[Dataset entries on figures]
================

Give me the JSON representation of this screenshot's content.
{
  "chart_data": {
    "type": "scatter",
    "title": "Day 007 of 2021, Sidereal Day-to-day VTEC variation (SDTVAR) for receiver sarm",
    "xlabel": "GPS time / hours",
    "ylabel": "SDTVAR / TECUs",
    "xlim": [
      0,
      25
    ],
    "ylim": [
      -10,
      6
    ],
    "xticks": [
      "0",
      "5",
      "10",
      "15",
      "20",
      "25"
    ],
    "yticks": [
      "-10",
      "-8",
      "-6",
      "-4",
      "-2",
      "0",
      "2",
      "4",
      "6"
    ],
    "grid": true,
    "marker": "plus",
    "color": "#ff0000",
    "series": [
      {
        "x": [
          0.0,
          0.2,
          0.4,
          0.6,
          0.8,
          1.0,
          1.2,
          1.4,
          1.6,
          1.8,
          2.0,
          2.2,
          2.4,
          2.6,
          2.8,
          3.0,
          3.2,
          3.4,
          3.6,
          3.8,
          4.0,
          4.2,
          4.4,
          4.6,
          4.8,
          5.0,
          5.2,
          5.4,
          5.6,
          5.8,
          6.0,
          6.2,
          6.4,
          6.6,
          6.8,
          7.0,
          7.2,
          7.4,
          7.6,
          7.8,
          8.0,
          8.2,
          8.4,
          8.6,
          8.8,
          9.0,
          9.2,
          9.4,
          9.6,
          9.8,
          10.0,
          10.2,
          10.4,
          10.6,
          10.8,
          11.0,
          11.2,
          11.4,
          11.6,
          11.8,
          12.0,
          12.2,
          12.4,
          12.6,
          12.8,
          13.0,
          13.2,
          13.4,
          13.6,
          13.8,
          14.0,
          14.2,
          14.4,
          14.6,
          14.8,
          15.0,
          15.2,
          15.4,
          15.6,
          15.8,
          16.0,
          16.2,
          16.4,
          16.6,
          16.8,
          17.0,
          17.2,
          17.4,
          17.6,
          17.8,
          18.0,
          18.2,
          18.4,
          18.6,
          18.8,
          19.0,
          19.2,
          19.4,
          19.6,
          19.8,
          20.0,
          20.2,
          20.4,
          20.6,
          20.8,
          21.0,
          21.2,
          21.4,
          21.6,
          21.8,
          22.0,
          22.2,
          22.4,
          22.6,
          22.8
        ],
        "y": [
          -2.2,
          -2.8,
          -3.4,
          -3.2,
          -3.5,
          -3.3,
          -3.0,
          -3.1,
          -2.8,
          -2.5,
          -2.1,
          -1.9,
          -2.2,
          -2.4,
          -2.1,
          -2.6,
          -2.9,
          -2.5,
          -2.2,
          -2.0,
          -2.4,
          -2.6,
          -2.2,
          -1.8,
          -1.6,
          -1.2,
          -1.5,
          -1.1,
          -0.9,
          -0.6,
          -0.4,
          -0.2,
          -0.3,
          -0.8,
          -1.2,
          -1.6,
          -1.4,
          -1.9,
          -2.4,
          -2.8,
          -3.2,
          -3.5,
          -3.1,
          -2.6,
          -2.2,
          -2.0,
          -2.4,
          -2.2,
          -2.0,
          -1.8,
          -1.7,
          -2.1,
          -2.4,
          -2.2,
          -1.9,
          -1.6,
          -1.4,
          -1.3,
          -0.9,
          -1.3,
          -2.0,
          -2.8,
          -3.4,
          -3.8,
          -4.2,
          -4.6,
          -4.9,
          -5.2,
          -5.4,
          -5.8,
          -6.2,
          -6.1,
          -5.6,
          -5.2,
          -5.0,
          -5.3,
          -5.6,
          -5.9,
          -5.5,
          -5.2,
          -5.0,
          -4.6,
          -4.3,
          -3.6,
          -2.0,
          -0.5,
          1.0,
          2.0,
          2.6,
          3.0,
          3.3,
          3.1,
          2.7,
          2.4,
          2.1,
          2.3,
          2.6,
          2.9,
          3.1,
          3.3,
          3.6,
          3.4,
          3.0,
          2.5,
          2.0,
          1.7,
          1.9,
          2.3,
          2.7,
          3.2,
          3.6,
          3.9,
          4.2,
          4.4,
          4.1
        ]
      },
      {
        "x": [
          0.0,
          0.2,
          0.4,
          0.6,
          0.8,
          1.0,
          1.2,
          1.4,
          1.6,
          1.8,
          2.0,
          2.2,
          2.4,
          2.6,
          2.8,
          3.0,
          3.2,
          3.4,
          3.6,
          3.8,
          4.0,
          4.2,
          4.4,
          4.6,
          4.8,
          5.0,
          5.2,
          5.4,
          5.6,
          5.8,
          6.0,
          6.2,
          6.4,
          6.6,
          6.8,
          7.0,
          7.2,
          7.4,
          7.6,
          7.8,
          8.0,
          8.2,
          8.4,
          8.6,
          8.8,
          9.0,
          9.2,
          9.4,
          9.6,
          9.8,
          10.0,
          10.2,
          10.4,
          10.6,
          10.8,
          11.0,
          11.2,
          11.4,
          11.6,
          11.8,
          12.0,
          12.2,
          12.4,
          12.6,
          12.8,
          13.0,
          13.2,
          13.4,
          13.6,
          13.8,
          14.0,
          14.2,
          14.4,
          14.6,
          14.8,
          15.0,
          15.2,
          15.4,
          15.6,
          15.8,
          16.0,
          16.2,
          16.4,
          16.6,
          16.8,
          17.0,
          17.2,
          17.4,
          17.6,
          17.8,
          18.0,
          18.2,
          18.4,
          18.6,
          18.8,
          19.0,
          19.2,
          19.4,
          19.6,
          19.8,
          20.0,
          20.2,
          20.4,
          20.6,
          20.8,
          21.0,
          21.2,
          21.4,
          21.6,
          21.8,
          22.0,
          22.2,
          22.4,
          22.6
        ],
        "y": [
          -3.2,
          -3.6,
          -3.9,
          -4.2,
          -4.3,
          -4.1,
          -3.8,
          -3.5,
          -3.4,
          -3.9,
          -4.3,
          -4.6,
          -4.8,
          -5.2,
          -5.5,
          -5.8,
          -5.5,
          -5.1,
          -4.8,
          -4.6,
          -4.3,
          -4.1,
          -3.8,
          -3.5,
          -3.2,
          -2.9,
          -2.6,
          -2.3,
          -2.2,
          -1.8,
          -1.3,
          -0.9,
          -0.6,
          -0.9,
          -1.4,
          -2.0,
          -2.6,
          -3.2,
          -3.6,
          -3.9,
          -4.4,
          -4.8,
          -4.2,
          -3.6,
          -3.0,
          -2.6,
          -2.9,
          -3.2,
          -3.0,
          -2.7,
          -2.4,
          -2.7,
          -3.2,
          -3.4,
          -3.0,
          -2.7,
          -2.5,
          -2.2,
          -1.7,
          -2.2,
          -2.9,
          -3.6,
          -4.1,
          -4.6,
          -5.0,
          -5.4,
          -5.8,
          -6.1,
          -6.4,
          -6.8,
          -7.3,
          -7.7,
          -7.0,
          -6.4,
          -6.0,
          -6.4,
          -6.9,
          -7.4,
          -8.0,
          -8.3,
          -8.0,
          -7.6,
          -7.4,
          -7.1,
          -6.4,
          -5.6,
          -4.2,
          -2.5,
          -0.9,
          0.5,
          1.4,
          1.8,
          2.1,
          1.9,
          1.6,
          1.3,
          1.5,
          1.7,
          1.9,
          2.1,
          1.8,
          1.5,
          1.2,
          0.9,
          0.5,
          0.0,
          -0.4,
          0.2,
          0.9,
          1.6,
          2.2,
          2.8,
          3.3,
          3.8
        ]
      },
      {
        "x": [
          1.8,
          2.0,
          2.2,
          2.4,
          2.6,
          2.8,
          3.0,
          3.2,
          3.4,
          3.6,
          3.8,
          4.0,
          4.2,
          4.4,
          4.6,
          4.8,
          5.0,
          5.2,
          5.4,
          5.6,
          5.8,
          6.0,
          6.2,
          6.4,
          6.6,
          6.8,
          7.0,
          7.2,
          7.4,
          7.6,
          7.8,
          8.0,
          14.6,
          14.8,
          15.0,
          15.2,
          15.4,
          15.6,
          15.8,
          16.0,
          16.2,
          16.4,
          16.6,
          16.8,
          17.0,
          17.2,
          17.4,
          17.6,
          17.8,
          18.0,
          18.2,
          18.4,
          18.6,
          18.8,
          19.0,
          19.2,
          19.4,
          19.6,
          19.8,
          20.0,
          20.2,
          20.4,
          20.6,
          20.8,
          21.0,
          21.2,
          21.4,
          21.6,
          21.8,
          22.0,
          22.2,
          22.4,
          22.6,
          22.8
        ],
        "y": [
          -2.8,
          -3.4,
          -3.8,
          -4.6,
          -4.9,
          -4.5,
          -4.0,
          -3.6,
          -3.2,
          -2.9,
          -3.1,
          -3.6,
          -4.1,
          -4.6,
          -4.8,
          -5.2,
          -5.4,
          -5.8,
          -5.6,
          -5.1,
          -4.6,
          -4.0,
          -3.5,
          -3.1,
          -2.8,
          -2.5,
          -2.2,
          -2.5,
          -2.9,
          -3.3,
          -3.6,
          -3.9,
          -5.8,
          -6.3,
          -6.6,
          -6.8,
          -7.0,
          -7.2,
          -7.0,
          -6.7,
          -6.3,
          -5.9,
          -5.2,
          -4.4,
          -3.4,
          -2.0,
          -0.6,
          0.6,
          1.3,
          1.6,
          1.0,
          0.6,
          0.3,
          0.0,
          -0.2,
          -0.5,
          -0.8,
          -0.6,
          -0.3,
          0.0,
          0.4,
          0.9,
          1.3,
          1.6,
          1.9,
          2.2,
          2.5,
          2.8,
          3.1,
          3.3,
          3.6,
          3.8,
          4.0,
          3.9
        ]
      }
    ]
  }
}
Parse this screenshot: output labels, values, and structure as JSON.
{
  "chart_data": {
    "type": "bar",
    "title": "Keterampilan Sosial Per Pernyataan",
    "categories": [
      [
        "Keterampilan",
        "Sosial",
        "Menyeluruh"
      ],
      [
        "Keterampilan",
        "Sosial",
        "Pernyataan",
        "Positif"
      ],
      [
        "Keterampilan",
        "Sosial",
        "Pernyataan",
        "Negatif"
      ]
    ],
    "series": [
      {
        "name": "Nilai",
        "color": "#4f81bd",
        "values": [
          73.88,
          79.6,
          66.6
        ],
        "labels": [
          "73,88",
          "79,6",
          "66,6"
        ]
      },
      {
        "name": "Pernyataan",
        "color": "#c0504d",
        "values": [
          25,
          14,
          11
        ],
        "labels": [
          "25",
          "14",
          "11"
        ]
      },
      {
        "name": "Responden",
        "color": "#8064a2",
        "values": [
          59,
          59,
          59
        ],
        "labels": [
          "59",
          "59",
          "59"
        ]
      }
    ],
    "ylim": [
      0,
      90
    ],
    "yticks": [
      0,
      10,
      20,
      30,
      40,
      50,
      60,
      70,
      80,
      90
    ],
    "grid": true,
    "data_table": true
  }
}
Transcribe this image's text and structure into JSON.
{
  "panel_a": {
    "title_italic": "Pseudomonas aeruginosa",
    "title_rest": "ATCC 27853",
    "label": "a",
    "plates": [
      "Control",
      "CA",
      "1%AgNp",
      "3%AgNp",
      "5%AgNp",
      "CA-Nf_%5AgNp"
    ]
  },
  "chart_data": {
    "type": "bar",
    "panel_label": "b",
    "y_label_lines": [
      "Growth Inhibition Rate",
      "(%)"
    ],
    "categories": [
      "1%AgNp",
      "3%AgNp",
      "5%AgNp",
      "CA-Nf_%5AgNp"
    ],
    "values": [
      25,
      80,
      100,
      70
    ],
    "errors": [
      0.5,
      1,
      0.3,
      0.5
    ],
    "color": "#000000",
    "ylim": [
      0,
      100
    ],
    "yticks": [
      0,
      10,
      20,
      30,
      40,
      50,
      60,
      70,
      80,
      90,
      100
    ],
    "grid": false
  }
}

================

**Problem description**: Transcribe exactly, and only, the lines from the one bearing "Transcribe this image's" through the last line of the entries, counting both.

**Response**:
Transcribe this image's text and structure into JSON.
{
  "panel_a": {
    "title_italic": "Pseudomonas aeruginosa",
    "title_rest": "ATCC 27853",
    "label": "a",
    "plates": [
      "Control",
      "CA",
      "1%AgNp",
      "3%AgNp",
      "5%AgNp",
      "CA-Nf_%5AgNp"
    ]
  },
  "chart_data": {
    "type": "bar",
    "panel_label": "b",
    "y_label_lines": [
      "Growth Inhibition Rate",
      "(%)"
    ],
    "categories": [
      "1%AgNp",
      "3%AgNp",
      "5%AgNp",
      "CA-Nf_%5AgNp"
    ],
    "values": [
      25,
      80,
      100,
      70
    ],
    "errors": [
      0.5,
      1,
      0.3,
      0.5
    ],
    "color": "#000000",
    "ylim": [
      0,
      100
    ],
    "yticks": [
      0,
      10,
      20,
      30,
      40,
      50,
      60,
      70,
      80,
      90,
      100
    ],
    "grid": false
  }
}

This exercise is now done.